Task description:
Write out the material again exactly, please, and omit the pictures.

Provided information:
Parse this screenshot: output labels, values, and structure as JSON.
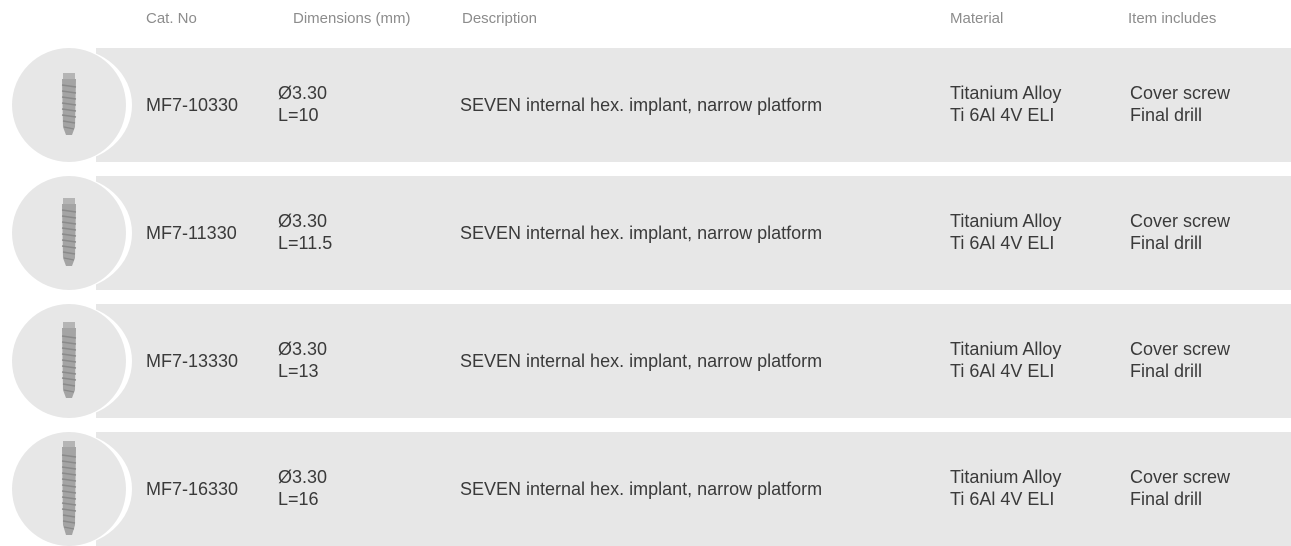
{
  "headers": {
    "cat_no": "Cat. No",
    "dimensions": "Dimensions (mm)",
    "description": "Description",
    "material": "Material",
    "item_includes": "Item includes"
  },
  "rows": [
    {
      "cat_no": "MF7-10330",
      "diameter": "Ø3.30",
      "length": "L=10",
      "description": "SEVEN internal hex. implant, narrow platform",
      "material_1": "Titanium Alloy",
      "material_2": "Ti 6Al 4V ELI",
      "includes_1": "Cover screw",
      "includes_2": "Final drill"
    },
    {
      "cat_no": "MF7-11330",
      "diameter": "Ø3.30",
      "length": "L=11.5",
      "description": "SEVEN internal hex. implant, narrow platform",
      "material_1": "Titanium Alloy",
      "material_2": "Ti 6Al 4V ELI",
      "includes_1": "Cover screw",
      "includes_2": "Final drill"
    },
    {
      "cat_no": "MF7-13330",
      "diameter": "Ø3.30",
      "length": "L=13",
      "description": "SEVEN internal hex. implant, narrow platform",
      "material_1": "Titanium Alloy",
      "material_2": "Ti 6Al 4V ELI",
      "includes_1": "Cover screw",
      "includes_2": "Final drill"
    },
    {
      "cat_no": "MF7-16330",
      "diameter": "Ø3.30",
      "length": "L=16",
      "description": "SEVEN internal hex. implant, narrow platform",
      "material_1": "Titanium Alloy",
      "material_2": "Ti 6Al 4V ELI",
      "includes_1": "Cover screw",
      "includes_2": "Final drill"
    }
  ],
  "colors": {
    "row_background": "#e7e7e7",
    "header_text": "#8c8c8c",
    "body_text": "#3a3a3a"
  }
}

Result:
Parse this screenshot: output labels, values, and structure as JSON.
{
  "headers": {
    "cat_no": "Cat. No",
    "dimensions": "Dimensions (mm)",
    "description": "Description",
    "material": "Material",
    "item_includes": "Item includes"
  },
  "rows": [
    {
      "cat_no": "MF7-10330",
      "diameter": "Ø3.30",
      "length": "L=10",
      "description": "SEVEN internal hex. implant, narrow platform",
      "material_1": "Titanium Alloy",
      "material_2": "Ti 6Al 4V ELI",
      "includes_1": "Cover screw",
      "includes_2": "Final drill"
    },
    {
      "cat_no": "MF7-11330",
      "diameter": "Ø3.30",
      "length": "L=11.5",
      "description": "SEVEN internal hex. implant, narrow platform",
      "material_1": "Titanium Alloy",
      "material_2": "Ti 6Al 4V ELI",
      "includes_1": "Cover screw",
      "includes_2": "Final drill"
    },
    {
      "cat_no": "MF7-13330",
      "diameter": "Ø3.30",
      "length": "L=13",
      "description": "SEVEN internal hex. implant, narrow platform",
      "material_1": "Titanium Alloy",
      "material_2": "Ti 6Al 4V ELI",
      "includes_1": "Cover screw",
      "includes_2": "Final drill"
    },
    {
      "cat_no": "MF7-16330",
      "diameter": "Ø3.30",
      "length": "L=16",
      "description": "SEVEN internal hex. implant, narrow platform",
      "material_1": "Titanium Alloy",
      "material_2": "Ti 6Al 4V ELI",
      "includes_1": "Cover screw",
      "includes_2": "Final drill"
    }
  ],
  "colors": {
    "row_background": "#e7e7e7",
    "header_text": "#8c8c8c",
    "body_text": "#3a3a3a"
  }
}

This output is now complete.